● **EXTRACT TO READ**

—————

I guess as well as these solutions, you could also consider whether a standard network filesystem (e.g. NFS) along with some low-latency synchronisation (e.g. BitTorrent Sync) might be good enough for practical purposes and less effort to maintain. I seem to remember that autofs can handle multiple hosts, presumably failing over to other hosts if the connection to the first one fails. This isn't something I've ever had to try, however - the only time I've worked with failing over to other NFS hosts, we were dealing with them at the raw NFS protocol level.

Hey, great suggestions! Right now we're reliant on NFS, which is definitely creaking a bit -- so yes, the DFS route is definitely where we're planning to go.

POSIX-compliance is important to us, so we're not looking at HDFS, but Harry spent some time benchmarking Gluster last week -- more to come there, and perhaps we'll blog what we found. Ceph is definitely also on the list, as is Lustre now that you've mentioned it. And we've been considering OpenAFS too -- have you has any experience with that?

No, I haven't played around with any form of AFS. Do you know if it handles redundancy and automatic failover? From what I've just skimmed it still may require a single writable master, although it can have read-only replicas for performance. Presumably one could manually failover to one of the replicas becoming the new master, but I always prefer peer-based architectures where possible as they tend to failover automatically (or rather, the concept of failover no longer applies).

I have the same problem with my website. when is this gonna be resolved?

—————

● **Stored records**
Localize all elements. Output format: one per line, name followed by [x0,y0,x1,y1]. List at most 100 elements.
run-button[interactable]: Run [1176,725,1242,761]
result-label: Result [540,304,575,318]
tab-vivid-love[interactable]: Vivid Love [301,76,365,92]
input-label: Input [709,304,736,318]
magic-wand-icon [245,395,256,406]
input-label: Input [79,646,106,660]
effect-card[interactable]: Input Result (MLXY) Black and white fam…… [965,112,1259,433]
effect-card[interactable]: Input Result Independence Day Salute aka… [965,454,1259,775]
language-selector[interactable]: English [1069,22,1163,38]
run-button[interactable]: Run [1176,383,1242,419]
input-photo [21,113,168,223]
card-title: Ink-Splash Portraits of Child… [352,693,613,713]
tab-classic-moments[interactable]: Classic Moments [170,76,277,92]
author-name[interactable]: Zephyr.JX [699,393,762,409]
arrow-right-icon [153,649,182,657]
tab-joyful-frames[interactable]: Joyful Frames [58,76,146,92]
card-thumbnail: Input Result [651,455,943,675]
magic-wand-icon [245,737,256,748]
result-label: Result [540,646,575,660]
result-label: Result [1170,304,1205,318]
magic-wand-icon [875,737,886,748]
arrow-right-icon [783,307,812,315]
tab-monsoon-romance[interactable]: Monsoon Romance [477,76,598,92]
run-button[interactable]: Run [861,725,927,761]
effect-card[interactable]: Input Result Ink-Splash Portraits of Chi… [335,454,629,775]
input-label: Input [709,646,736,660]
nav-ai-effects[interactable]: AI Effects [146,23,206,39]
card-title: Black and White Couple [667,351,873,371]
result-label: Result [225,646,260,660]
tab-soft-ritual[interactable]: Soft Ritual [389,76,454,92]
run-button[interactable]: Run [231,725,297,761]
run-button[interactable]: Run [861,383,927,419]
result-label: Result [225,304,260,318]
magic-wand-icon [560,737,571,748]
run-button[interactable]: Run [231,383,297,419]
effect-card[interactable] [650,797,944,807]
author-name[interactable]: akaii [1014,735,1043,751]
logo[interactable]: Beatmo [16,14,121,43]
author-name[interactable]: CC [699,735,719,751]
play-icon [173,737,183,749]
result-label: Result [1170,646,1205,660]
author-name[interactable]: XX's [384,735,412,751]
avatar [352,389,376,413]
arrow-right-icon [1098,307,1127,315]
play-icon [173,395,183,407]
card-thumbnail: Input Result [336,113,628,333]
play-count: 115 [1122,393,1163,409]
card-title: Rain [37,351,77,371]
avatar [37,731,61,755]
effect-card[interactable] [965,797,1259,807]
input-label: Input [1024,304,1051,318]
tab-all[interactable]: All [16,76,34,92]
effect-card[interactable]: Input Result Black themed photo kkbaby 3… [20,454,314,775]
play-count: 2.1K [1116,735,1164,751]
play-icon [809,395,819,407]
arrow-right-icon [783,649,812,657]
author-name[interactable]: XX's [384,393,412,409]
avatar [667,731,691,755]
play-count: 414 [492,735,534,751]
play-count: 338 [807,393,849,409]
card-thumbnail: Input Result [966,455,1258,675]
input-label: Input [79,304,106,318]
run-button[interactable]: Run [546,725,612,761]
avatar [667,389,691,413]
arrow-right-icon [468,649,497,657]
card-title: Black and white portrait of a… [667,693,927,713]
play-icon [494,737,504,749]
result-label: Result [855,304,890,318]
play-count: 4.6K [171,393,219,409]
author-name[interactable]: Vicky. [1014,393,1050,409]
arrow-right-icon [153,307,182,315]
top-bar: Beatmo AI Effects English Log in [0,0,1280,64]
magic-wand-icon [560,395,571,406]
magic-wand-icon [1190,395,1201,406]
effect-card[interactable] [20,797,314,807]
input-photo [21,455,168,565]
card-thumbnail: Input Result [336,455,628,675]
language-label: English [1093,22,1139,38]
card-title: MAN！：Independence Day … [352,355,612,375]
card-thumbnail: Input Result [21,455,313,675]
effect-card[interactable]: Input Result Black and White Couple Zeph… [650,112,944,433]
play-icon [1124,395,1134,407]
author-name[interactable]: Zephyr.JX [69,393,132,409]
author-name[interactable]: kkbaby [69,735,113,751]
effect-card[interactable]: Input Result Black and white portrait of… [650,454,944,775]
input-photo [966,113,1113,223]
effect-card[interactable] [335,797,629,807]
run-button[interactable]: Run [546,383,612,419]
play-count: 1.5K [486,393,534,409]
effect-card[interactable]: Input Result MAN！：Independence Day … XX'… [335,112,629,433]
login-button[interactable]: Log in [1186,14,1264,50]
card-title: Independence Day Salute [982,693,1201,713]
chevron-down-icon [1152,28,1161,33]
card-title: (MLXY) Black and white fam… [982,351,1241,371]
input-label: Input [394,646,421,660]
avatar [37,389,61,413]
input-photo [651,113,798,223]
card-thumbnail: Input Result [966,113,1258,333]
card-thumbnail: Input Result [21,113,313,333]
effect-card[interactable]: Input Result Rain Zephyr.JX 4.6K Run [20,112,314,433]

—————

● **PROBLEM STATEMENT**
Carry on the comment thread about NFS and distributed filesystems past its final comment. The records have no connection to the text.

● **WRITTEN ANSWER**
Just a note to say that @joblinks's problem was fixed over email, and wasn't related to this problem - it was a virtualenv that had been broken by the recent Ubuntu upgrade. The error message at the start of this thread is a generic one you'll get if PythonAnywhere is having problems finding part of your web app, and can be caused by any number of things. Right now we believe that the problem that triggered this thread is fixed.

It seems I have run into the same problem for one of my bottle webapps. It was stable before lunch and now is serving an unhandled exception. My other webapps with the same bottle configuration are not effected even on reload. Let me know if I can provide any more information.

From server log:

Traceback (most recent call last): False File "/bin/user_wsgi_wrapper.py", line 58, in call False app_iterator = self.app(environ, start_response) True File "/bin/user_wsgi_wrapper.py", line 70, in import_error_application False raise e True OSError: [Errno 2] No such file or directory False

I don't know if anything changed on PA end, but after the 10th reload or so over the last hour, everything is back up and running. So thanks if you fixed it. You guys are great!

Hello, we just had a brief outage on one of the web servers. Some users were affected. It should all be fine now. If you are still experiencing problems, after a reload, then email support and we will sort it out.